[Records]

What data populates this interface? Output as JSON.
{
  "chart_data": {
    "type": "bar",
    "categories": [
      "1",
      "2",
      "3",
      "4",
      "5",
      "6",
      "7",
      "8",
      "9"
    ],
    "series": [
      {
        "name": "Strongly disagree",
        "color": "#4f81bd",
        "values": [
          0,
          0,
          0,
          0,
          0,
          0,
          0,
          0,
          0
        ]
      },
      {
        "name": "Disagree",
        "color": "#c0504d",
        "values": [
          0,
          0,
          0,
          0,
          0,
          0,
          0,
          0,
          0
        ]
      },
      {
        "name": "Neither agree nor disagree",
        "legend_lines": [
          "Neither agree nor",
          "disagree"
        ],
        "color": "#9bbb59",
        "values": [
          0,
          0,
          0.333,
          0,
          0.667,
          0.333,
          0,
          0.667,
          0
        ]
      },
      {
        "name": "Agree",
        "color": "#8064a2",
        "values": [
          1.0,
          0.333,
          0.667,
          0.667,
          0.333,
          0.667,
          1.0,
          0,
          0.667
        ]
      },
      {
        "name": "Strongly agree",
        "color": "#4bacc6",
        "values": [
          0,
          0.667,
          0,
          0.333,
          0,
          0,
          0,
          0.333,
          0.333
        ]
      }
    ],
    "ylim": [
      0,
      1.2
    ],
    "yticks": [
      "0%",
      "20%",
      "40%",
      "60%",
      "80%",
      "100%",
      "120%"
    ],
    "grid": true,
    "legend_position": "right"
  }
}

What you have to do –
Every entry above needs to be quoted exactly.

Task solution –
What data populates this interface? Output as JSON.
{
  "chart_data": {
    "type": "bar",
    "categories": [
      "1",
      "2",
      "3",
      "4",
      "5",
      "6",
      "7",
      "8",
      "9"
    ],
    "series": [
      {
        "name": "Strongly disagree",
        "color": "#4f81bd",
        "values": [
          0,
          0,
          0,
          0,
          0,
          0,
          0,
          0,
          0
        ]
      },
      {
        "name": "Disagree",
        "color": "#c0504d",
        "values": [
          0,
          0,
          0,
          0,
          0,
          0,
          0,
          0,
          0
        ]
      },
      {
        "name": "Neither agree nor disagree",
        "legend_lines": [
          "Neither agree nor",
          "disagree"
        ],
        "color": "#9bbb59",
        "values": [
          0,
          0,
          0.333,
          0,
          0.667,
          0.333,
          0,
          0.667,
          0
        ]
      },
      {
        "name": "Agree",
        "color": "#8064a2",
        "values": [
          1.0,
          0.333,
          0.667,
          0.667,
          0.333,
          0.667,
          1.0,
          0,
          0.667
        ]
      },
      {
        "name": "Strongly agree",
        "color": "#4bacc6",
        "values": [
          0,
          0.667,
          0,
          0.333,
          0,
          0,
          0,
          0.333,
          0.333
        ]
      }
    ],
    "ylim": [
      0,
      1.2
    ],
    "yticks": [
      "0%",
      "20%",
      "40%",
      "60%",
      "80%",
      "100%",
      "120%"
    ],
    "grid": true,
    "legend_position": "right"
  }
}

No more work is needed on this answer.